*INSTRUÇÕES DO EXERCÍCIO*:
(a) Segundo o texto sobre a base de Kinkuzu, onde tinham sido formados os primeiros cadetes que chegaram a Kinshasa em 1962?
(b) Continue o texto sobre a base de Kinkuzu a partir da última frase apresentada.

*TEXTO DE ORIGEM*:
Holden Roberto passando em revista guerrilheiros do ELNA na Base do Kinkuzu, em 1974. Imagem da FNLA.

A base de Kinkuzu e o fuzilamento de comandantes

Testemunho de combatentes. 

Por Silvino Fortunato/Uíge

Os ataques havidos, durante quase todo o ano de 1961, contra as concentrações de colonos portugueses em territórios do Uíge e Kwanza Norte, tinham empurrado o povo a uma nova realidade. Encontraram morada, nas frondosas florestas do Uíge, ficando para trás e abandonadas aldeias inteiras.

Segundo o nacionalista Miguel Pedro, que tinha participado no ataque contra o posto administrativo de Lukunga do Mbembe, no dia 15 de Março, os esconderijos eram dirigidos por homens que já tinham experiência militar e por aqueles que vinham como mensageiros, tendo facilitado rapidamente a organização das pessoas em pequenos grupos, formando assim as primeiras bases.

“Em 1962, fomos tirados, 60 pessoas, do grupo que era controlado pelo Muangazi, para irmos buscar armas ao Congo Kinshasa, junto do Governo Angolano no Exílio, recentemente constituído”. Já em Kinshasa, ao grupo foram retirados 10 homens incluindo o próprio Miguel Pedro, que neste ano completara 18 anos. Estes tiveram o privilégio de assistir a passagem da União dos Povos de Angola (UPA) para a Frente Nacional de Libertação de Angola (FNLA). Os outros 50 efectivos regressaram para as bases, recentemente criadas nas matas do Uíge e Kwanza Norte com o primeiro material de guerra.

Miguel Pedro disse que ele e mais muitos outros membros foram encaminhados depois para Kinkuzu, para criarem as condições necessárias, que estabeleceu, posteriormente, o temido campo de formação militar da FNLA.

Foi neste mesmo ano de 1962, o da fundação da FNLA, que também começaram a chegar a Kinshasa os primeiros cadetes que tinham sido formados na Tunísia. O presidente Holden Roberto e alguns dos membros da direcção tinham decidido enviar a cada um destes militares a sua respectiva área operativa ou seja aos postos de sua proveniências.

*ENTRADAS ARMAZENADAS*:

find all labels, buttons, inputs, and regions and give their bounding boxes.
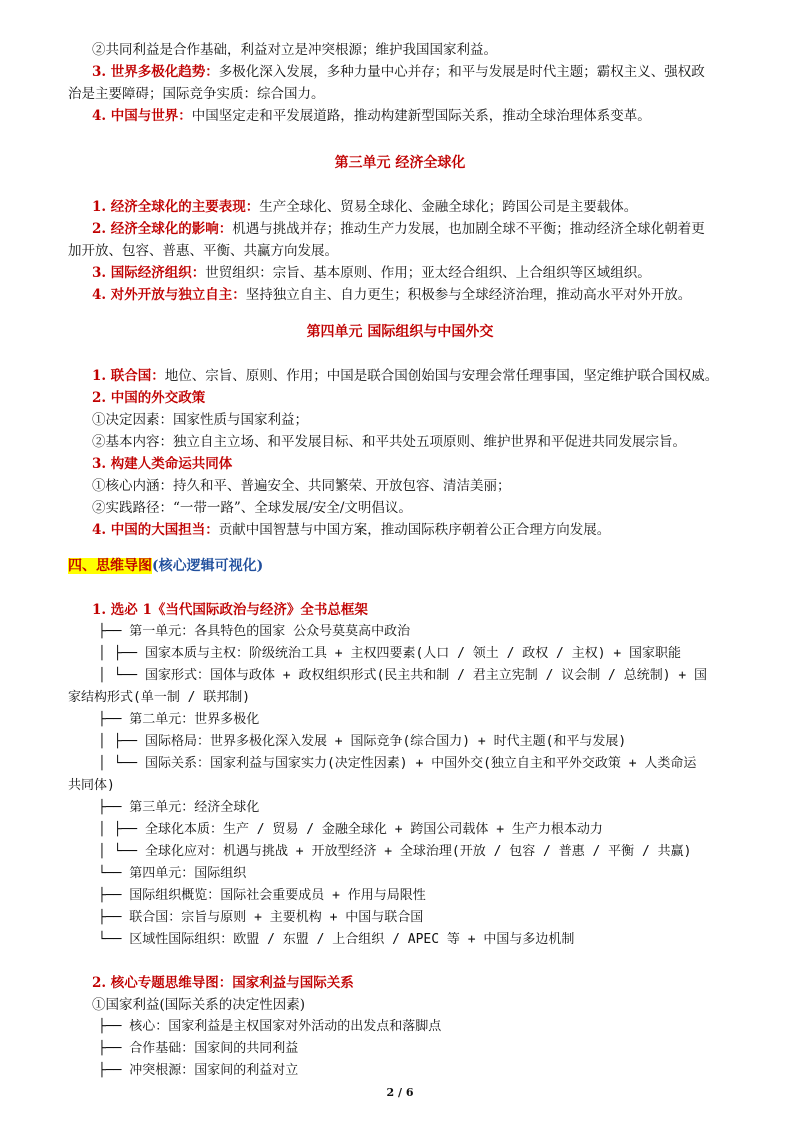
unit4-item2-a: ①决定因素：国家性质与国家利益； — [92, 412, 308, 428]
tree-line: └── 第四单元：国际组织 — [98, 866, 247, 881]
unit4-item4: 4. 中国的大国担当：贡献中国智慧与中国方案，推动国际秩序朝着公正合理方向发展。 — [92, 522, 611, 538]
tree-line: ├── 第二单元：世界多极化 — [98, 712, 260, 727]
unit3-item3: 3. 国际经济组织：世贸组织：宗旨、基本原则、作用；亚太经合组织、上合组织等区域组织。 — [92, 265, 651, 281]
tree-line: └── 区域性国际组织：欧盟 / 东盟 / 上合组织 / APEC 等 + 中国与多边机制 — [98, 932, 575, 947]
unit2-item3-cont: 治是主要障碍；国际竞争实质：综合国力。 — [68, 86, 325, 102]
tree-line: │ ├── 国家本质与主权：阶级统治工具 + 主权四要素(人口 / 领土 / 政权 / 主权) + 国家职能 — [98, 646, 682, 661]
unit4-heading: 第四单元 国际组织与中国外交 — [306, 324, 494, 340]
unit3-heading: 第三单元 经济全球化 — [334, 155, 466, 171]
tree-line: ├── 第一单元：各具特色的国家 公众号莫莫高中政治 — [98, 624, 411, 639]
section-heading: 四、思维导图(核心逻辑可视化) — [68, 558, 264, 574]
unit3-item2: 2. 经济全球化的影响：机遇与挑战并存；推动生产力发展，也加剧全球不平衡；推动经济全球化朝着更 — [92, 221, 705, 237]
tree-line: 共同体) — [68, 778, 115, 793]
tree-line: 家结构形式(单一制 / 联邦制) — [68, 690, 251, 705]
unit4-item2-b: ②基本内容：独立自主立场、和平发展目标、和平共处五项原则、维护世界和平促进共同发展宗旨。 — [92, 434, 686, 450]
tree-line: │ ├── 国际格局：世界多极化深入发展 + 国际竞争(综合国力) + 时代主题(和平与发展) — [98, 734, 627, 749]
unit2-item4: 4. 中国与世界：中国坚定走和平发展道路，推动构建新型国际关系，推动全球治理体系变革。 — [92, 108, 651, 124]
tree-line: ①国家利益(国际关系的决定性因素) — [92, 997, 306, 1013]
tree-line: ├── 国际组织概览：国际社会重要成员 + 作用与局限性 — [98, 888, 426, 903]
tree-line: │ └── 国际关系：国家利益与国家实力(决定性因素) + 中国外交(独立自主和平外交政策 + 人类命运 — [98, 756, 697, 771]
tree-line: ├── 核心：国家利益是主权国家对外活动的出发点和落脚点 — [98, 1019, 442, 1034]
tree-line: ├── 冲突根源：国家间的利益对立 — [98, 1063, 299, 1078]
tree-line: │ ├── 全球化本质：生产 / 贸易 / 金融全球化 + 跨国公司载体 + 生产力根本动力 — [98, 822, 603, 837]
mindmap1-title: 1. 选必 1《当代国际政治与经济》全书总框架 — [92, 602, 368, 618]
tree-line: ├── 第三单元：经济全球化 — [98, 800, 260, 815]
tree-line: ├── 合作基础：国家间的共同利益 — [98, 1041, 299, 1056]
unit3-item4: 4. 对外开放与独立自主：坚持独立自主、自力更生；积极参与全球经济治理，推动高水平对外开放。 — [92, 287, 692, 303]
unit2-item2: ②共同利益是合作基础，利益对立是冲突根源；维护我国国家利益。 — [92, 42, 497, 58]
unit4-item1: 1. 联合国：地位、宗旨、原则、作用；中国是联合国创始国与安理会常任理事国，坚定维护联合国权威。 — [92, 368, 719, 384]
tree-line: │ └── 国家形式：国体与政体 + 政权组织形式(民主共和制 / 君主立宪制 / 议会制 / 总统制) + 国 — [98, 668, 708, 683]
unit2-item3: 3. 世界多极化趋势：多极化深入发展，多种力量中心并存；和平与发展是时代主题；霸权主义、强权政 — [92, 64, 705, 80]
unit4-item3-a: ①核心内涵：持久和平、普遍安全、共同繁荣、开放包容、清洁美丽； — [92, 478, 511, 494]
unit3-item2-cont: 加开放、包容、普惠、平衡、共赢方向发展。 — [68, 243, 338, 259]
unit4-item2-label: 2. 中国的外交政策 — [92, 390, 206, 406]
unit4-item3-b: ②实践路径：“一带一路”、全球发展/安全/文明倡议。 — [92, 500, 412, 516]
page-number: 2 / 6 — [386, 1086, 414, 1099]
tree-line: ├── 联合国：宗旨与原则 + 主要机构 + 中国与联合国 — [98, 910, 424, 925]
tree-line: │ └── 全球化应对：机遇与挑战 + 开放型经济 + 全球治理(开放 / 包容 / 普惠 / 平衡 / 共赢) — [98, 844, 692, 859]
unit3-item1: 1. 经济全球化的主要表现：生产全球化、贸易全球化、金融全球化；跨国公司是主要载体。 — [92, 199, 638, 215]
mindmap2-title: 2. 核心专题思维导图：国家利益与国际关系 — [92, 975, 354, 991]
unit4-item3-label: 3. 构建人类命运共同体 — [92, 456, 233, 472]
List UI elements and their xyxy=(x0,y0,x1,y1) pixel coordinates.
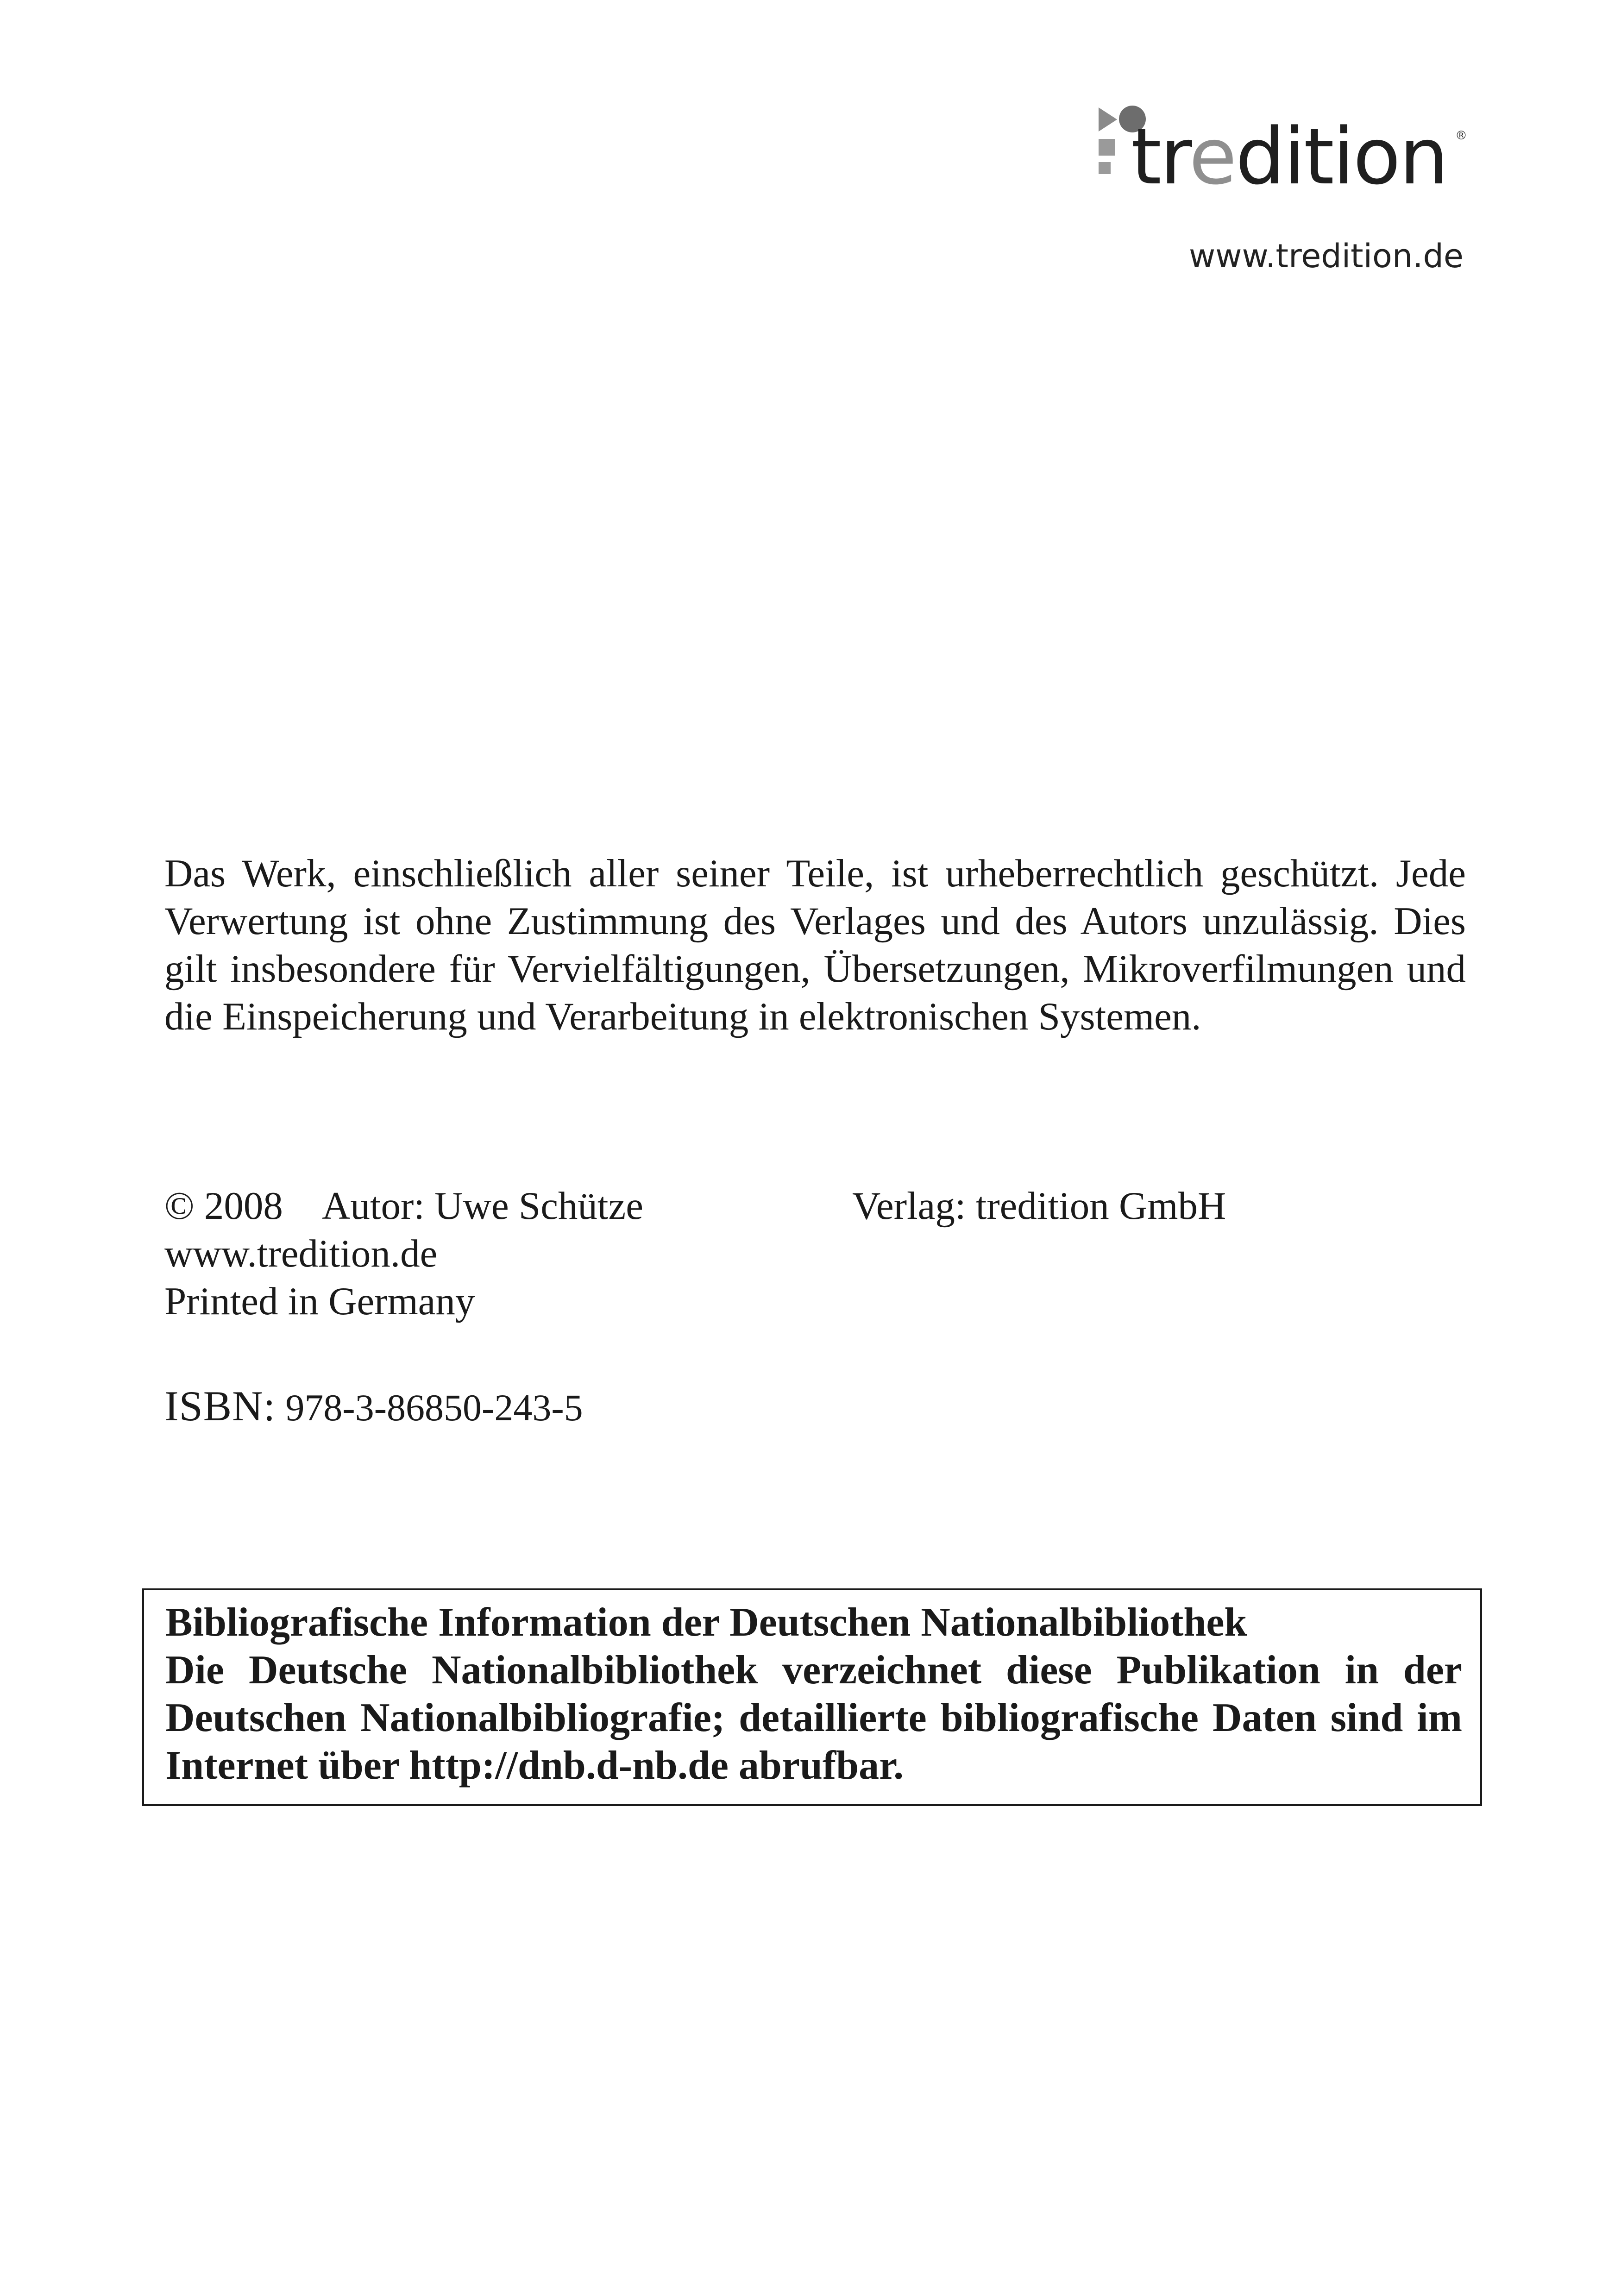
bibliographic-info-box xyxy=(142,1588,1482,1806)
bibliographic-info xyxy=(165,1599,1462,1789)
isbn-label: ISBN: xyxy=(164,1382,276,1430)
logo-wordmark-accent: e xyxy=(1189,111,1236,202)
copyright-year: © 2008 xyxy=(164,1184,283,1228)
logo-wordmark xyxy=(1131,111,1447,202)
logo-wordmark-end: dition xyxy=(1235,111,1447,202)
author-line: Autor: Uwe Schütze xyxy=(322,1184,643,1228)
logo-play-triangle-icon xyxy=(1099,107,1117,132)
registered-mark: ® xyxy=(1455,129,1467,143)
publisher-logo xyxy=(1099,101,1467,212)
isbn-value: 978-3-86850-243-5 xyxy=(285,1386,583,1429)
bibliographic-body: Die Deutsche Nationalbibliothek verzeichnet diese Publikation in der Deutschen Nationalbibliografie; detaillierte bibliografische Daten sind im Internet über http://dnb.d-nb.de abrufbar. xyxy=(165,1648,1462,1788)
logo-square-icon xyxy=(1099,139,1115,156)
isbn-line xyxy=(164,1382,583,1431)
printed-in: Printed in Germany xyxy=(164,1280,475,1323)
publisher-line: Verlag: tredition GmbH xyxy=(852,1184,1226,1228)
logo-small-square-icon xyxy=(1099,162,1111,174)
bibliographic-heading: Bibliografische Information der Deutschen Nationalbibliothek xyxy=(165,1600,1247,1645)
copyright-notice: Das Werk, einschließlich aller seiner Teile, ist urheberrechtlich geschützt. Jede Verwertung ist ohne Zustimmung des Verlages und des Autors unzulässig. Dies gilt insbesondere für Vervielfältigungen, Übersetzungen, Mikroverfilmungen und die Einspeicherung und Verarbeitung in elektronischen Systemen. xyxy=(164,852,1466,1038)
publisher-url: www.tredition.de xyxy=(164,1232,438,1275)
logo-wordmark-start: tr xyxy=(1131,111,1189,202)
logo-url: www.tredition.de xyxy=(1188,237,1464,275)
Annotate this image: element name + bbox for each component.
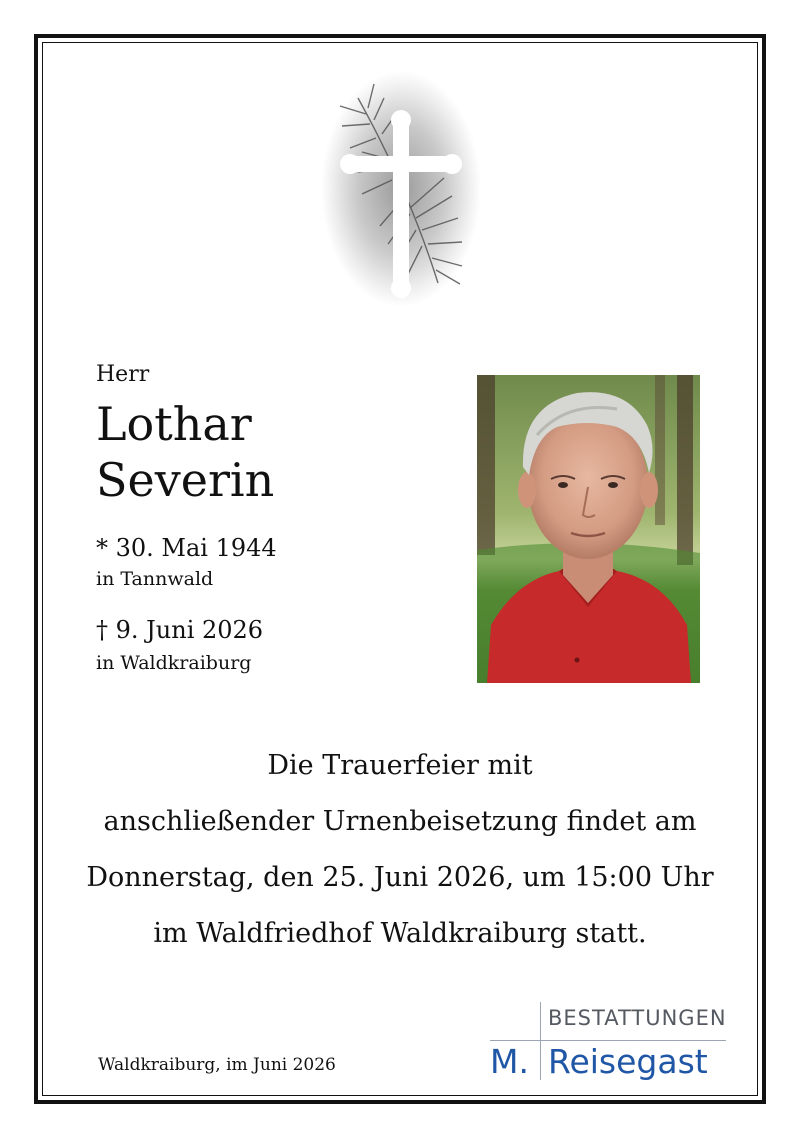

*RESPOSTAS ESPERADAS*:
(a) Na Tunísia.

(b)
Esta pretensão fora contrariada por alguns oficiais que sugeriam a criação de uma base de instrução para os muitos guerrilheiros inexperientes que se encontravam nas matas de Angola e mesmo aqui no Congo sem fazerem nada, para serem verdadeiros militares, lembrou Miguel Pedro actualmente delegado da FNLA no município de Negage, na província do Uíge.

Na discussão entre os políticos e militares, segundo informou, concluiu-se que se deveria abordar primeiro o governo do Congo para ver se acolhia a decisão do movimento da criação no seu território dessa base de instrução. Depois da aceitação, pediram então a Kazavubu uma área para o assentamento desta base, sendo-lhes então indicada a localidade de Kinkuzu, num terreno agora baldia, onde anteriormente os franceses faziam os seus treinos.

O Eduardo Pinock e outros dirigentes foram a Mbanza Ngungu e daí a área de Matadi, disse. “Desta localidade desceram a mais 70 quilómetros e foram encontrar a sanzala chamada Kinkuzu. Conversaram com os sobas, que eram os chefes das regedorias, conforme a designação local, que mostraram o terreno. Os dirigentes avaliaram e viram que o terreno estava bem localizado pelas terras férteis e aproximação de rios”.

O mesmo grupo de Pinock já não voltou. Ficou a preparar o lugar. Depois, os homens da direcção política, como o Pinock, regressaram a Kinshasa, por ordem do comandante em chefe, o Horden Roberto.

“Quando cheguei era um deserto de capim baixo, o lugar escolhido para o centro. Fomos os primeiros guerrilheiros a acompanhar os chefes que decidiram a escolha do lugar para a preparação militar dos guerrilheiros. O capim era curto ou seja de pouca altura. Não sei porquê, mais tarde esta vegetação tornou-se alta. Antes era um deserto”.

Logo, logo, começaram a capinar o lugar, de seguida a cada um erguia a sua cubata com paus, cordas e capim, seguindo-se a construção das instalações gerais do centro com o mesmo material artesanal, um trabalho que era facilitado pelas pessoas da região de Kinkuzu que também falam kikongo, tal como muitos deles, referiu.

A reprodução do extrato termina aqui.